• _EXERCISE DATA_

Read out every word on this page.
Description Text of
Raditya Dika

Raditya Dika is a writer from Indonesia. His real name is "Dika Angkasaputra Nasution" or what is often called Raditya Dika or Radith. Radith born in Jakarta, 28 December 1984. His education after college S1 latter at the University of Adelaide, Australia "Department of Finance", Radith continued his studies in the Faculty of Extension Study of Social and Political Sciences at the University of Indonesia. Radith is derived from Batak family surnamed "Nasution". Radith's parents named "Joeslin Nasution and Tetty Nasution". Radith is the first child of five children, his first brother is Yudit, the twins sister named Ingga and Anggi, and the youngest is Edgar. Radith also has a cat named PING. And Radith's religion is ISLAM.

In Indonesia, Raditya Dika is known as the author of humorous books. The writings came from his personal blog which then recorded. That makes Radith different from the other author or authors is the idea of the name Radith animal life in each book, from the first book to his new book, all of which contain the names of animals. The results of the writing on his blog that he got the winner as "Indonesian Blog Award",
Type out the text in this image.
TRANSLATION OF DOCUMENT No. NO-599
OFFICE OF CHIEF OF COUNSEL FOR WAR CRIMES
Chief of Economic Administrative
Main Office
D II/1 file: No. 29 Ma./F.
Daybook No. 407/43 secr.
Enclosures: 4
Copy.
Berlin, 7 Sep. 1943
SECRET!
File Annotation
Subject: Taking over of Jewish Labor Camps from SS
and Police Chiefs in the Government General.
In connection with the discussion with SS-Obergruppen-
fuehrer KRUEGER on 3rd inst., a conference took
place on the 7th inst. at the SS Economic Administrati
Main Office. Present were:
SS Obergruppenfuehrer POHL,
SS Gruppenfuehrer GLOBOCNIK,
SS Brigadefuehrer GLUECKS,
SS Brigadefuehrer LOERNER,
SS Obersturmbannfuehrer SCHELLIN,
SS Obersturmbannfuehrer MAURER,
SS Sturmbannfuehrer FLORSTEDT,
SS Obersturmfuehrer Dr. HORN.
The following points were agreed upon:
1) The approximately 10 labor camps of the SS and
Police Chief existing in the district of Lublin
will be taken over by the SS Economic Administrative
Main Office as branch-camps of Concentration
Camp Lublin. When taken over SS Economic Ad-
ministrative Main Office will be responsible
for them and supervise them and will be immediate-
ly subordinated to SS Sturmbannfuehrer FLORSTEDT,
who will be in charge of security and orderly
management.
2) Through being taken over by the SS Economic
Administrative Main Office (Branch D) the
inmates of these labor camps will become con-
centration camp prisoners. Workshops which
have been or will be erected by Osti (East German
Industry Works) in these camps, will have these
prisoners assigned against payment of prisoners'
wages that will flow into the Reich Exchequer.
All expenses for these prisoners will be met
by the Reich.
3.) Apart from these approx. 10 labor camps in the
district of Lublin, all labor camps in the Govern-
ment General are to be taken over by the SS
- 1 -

• _GIVEN REQUEST_
Write out every entry word for word.

• _ANSWER IN FULL_
Read out every word on this page.
Description Text of
Raditya Dika

Raditya Dika is a writer from Indonesia. His real name is "Dika Angkasaputra Nasution" or what is often called Raditya Dika or Radith. Radith born in Jakarta, 28 December 1984. His education after college S1 latter at the University of Adelaide, Australia "Department of Finance", Radith continued his studies in the Faculty of Extension Study of Social and Political Sciences at the University of Indonesia. Radith is derived from Batak family surnamed "Nasution". Radith's parents named "Joeslin Nasution and Tetty Nasution". Radith is the first child of five children, his first brother is Yudit, the twins sister named Ingga and Anggi, and the youngest is Edgar. Radith also has a cat named PING. And Radith's religion is ISLAM.

In Indonesia, Raditya Dika is known as the author of humorous books. The writings came from his personal blog which then recorded. That makes Radith different from the other author or authors is the idea of the name Radith animal life in each book, from the first book to his new book, all of which contain the names of animals. The results of the writing on his blog that he got the winner as "Indonesian Blog Award",
Type out the text in this image.
TRANSLATION OF DOCUMENT No. NO-599
OFFICE OF CHIEF OF COUNSEL FOR WAR CRIMES
Chief of Economic Administrative
Main Office
D II/1 file: No. 29 Ma./F.
Daybook No. 407/43 secr.
Enclosures: 4
Copy.
Berlin, 7 Sep. 1943
SECRET!
File Annotation
Subject: Taking over of Jewish Labor Camps from SS
and Police Chiefs in the Government General.
In connection with the discussion with SS-Obergruppen-
fuehrer KRUEGER on 3rd inst., a conference took
place on the 7th inst. at the SS Economic Administrati
Main Office. Present were:
SS Obergruppenfuehrer POHL,
SS Gruppenfuehrer GLOBOCNIK,
SS Brigadefuehrer GLUECKS,
SS Brigadefuehrer LOERNER,
SS Obersturmbannfuehrer SCHELLIN,
SS Obersturmbannfuehrer MAURER,
SS Sturmbannfuehrer FLORSTEDT,
SS Obersturmfuehrer Dr. HORN.
The following points were agreed upon:
1) The approximately 10 labor camps of the SS and
Police Chief existing in the district of Lublin
will be taken over by the SS Economic Administrative
Main Office as branch-camps of Concentration
Camp Lublin. When taken over SS Economic Ad-
ministrative Main Office will be responsible
for them and supervise them and will be immediate-
ly subordinated to SS Sturmbannfuehrer FLORSTEDT,
who will be in charge of security and orderly
management.
2) Through being taken over by the SS Economic
Administrative Main Office (Branch D) the
inmates of these labor camps will become con-
centration camp prisoners. Workshops which
have been or will be erected by Osti (East German
Industry Works) in these camps, will have these
prisoners assigned against payment of prisoners'
wages that will flow into the Reich Exchequer.
All expenses for these prisoners will be met
by the Reich.
3.) Apart from these approx. 10 labor camps in the
district of Lublin, all labor camps in the Govern-
ment General are to be taken over by the SS
- 1 -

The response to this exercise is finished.